*What you have to do:*
Please print all of the material below, word for word.

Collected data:
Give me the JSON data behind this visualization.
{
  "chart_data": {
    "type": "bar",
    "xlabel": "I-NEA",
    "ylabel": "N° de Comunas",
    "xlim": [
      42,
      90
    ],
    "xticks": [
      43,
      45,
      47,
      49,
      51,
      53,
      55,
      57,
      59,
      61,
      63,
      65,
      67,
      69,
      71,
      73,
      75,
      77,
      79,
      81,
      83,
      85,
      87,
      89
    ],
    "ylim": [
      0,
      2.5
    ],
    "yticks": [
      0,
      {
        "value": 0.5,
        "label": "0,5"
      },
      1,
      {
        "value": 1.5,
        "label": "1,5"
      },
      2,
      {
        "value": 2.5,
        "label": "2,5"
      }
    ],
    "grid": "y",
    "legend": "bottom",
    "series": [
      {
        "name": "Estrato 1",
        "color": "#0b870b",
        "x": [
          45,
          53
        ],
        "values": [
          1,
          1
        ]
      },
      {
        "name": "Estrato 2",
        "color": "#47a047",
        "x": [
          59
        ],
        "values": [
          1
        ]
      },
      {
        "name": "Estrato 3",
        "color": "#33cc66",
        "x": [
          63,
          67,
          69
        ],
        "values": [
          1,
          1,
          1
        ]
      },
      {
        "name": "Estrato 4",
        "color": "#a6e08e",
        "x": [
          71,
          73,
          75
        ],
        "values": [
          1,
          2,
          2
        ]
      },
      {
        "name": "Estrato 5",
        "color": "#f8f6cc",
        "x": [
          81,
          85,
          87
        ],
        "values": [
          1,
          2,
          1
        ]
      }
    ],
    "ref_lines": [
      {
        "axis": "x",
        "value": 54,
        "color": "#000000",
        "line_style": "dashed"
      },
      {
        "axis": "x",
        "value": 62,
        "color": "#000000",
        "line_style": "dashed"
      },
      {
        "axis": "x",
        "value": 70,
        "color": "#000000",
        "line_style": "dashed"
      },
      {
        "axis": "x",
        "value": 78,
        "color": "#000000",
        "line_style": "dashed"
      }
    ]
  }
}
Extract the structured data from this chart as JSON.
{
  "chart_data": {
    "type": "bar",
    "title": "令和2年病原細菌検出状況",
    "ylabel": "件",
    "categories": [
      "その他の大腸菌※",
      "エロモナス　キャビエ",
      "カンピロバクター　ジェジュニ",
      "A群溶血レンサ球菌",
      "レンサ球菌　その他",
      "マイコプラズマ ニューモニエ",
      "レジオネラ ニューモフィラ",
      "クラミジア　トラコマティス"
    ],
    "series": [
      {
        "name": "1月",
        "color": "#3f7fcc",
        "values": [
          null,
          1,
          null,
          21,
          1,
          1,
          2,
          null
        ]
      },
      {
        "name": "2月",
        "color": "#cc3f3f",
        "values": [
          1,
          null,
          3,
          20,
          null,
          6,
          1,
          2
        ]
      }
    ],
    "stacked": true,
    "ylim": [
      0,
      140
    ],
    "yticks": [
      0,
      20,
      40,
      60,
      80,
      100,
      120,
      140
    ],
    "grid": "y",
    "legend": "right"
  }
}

*The response:*
Give me the JSON data behind this visualization.
{
  "chart_data": {
    "type": "bar",
    "xlabel": "I-NEA",
    "ylabel": "N° de Comunas",
    "xlim": [
      42,
      90
    ],
    "xticks": [
      43,
      45,
      47,
      49,
      51,
      53,
      55,
      57,
      59,
      61,
      63,
      65,
      67,
      69,
      71,
      73,
      75,
      77,
      79,
      81,
      83,
      85,
      87,
      89
    ],
    "ylim": [
      0,
      2.5
    ],
    "yticks": [
      0,
      {
        "value": 0.5,
        "label": "0,5"
      },
      1,
      {
        "value": 1.5,
        "label": "1,5"
      },
      2,
      {
        "value": 2.5,
        "label": "2,5"
      }
    ],
    "grid": "y",
    "legend": "bottom",
    "series": [
      {
        "name": "Estrato 1",
        "color": "#0b870b",
        "x": [
          45,
          53
        ],
        "values": [
          1,
          1
        ]
      },
      {
        "name": "Estrato 2",
        "color": "#47a047",
        "x": [
          59
        ],
        "values": [
          1
        ]
      },
      {
        "name": "Estrato 3",
        "color": "#33cc66",
        "x": [
          63,
          67,
          69
        ],
        "values": [
          1,
          1,
          1
        ]
      },
      {
        "name": "Estrato 4",
        "color": "#a6e08e",
        "x": [
          71,
          73,
          75
        ],
        "values": [
          1,
          2,
          2
        ]
      },
      {
        "name": "Estrato 5",
        "color": "#f8f6cc",
        "x": [
          81,
          85,
          87
        ],
        "values": [
          1,
          2,
          1
        ]
      }
    ],
    "ref_lines": [
      {
        "axis": "x",
        "value": 54,
        "color": "#000000",
        "line_style": "dashed"
      },
      {
        "axis": "x",
        "value": 62,
        "color": "#000000",
        "line_style": "dashed"
      },
      {
        "axis": "x",
        "value": 70,
        "color": "#000000",
        "line_style": "dashed"
      },
      {
        "axis": "x",
        "value": 78,
        "color": "#000000",
        "line_style": "dashed"
      }
    ]
  }
}
Extract the structured data from this chart as JSON.
{
  "chart_data": {
    "type": "bar",
    "title": "令和2年病原細菌検出状況",
    "ylabel": "件",
    "categories": [
      "その他の大腸菌※",
      "エロモナス　キャビエ",
      "カンピロバクター　ジェジュニ",
      "A群溶血レンサ球菌",
      "レンサ球菌　その他",
      "マイコプラズマ ニューモニエ",
      "レジオネラ ニューモフィラ",
      "クラミジア　トラコマティス"
    ],
    "series": [
      {
        "name": "1月",
        "color": "#3f7fcc",
        "values": [
          null,
          1,
          null,
          21,
          1,
          1,
          2,
          null
        ]
      },
      {
        "name": "2月",
        "color": "#cc3f3f",
        "values": [
          1,
          null,
          3,
          20,
          null,
          6,
          1,
          2
        ]
      }
    ],
    "stacked": true,
    "ylim": [
      0,
      140
    ],
    "yticks": [
      0,
      20,
      40,
      60,
      80,
      100,
      120,
      140
    ],
    "grid": "y",
    "legend": "right"
  }
}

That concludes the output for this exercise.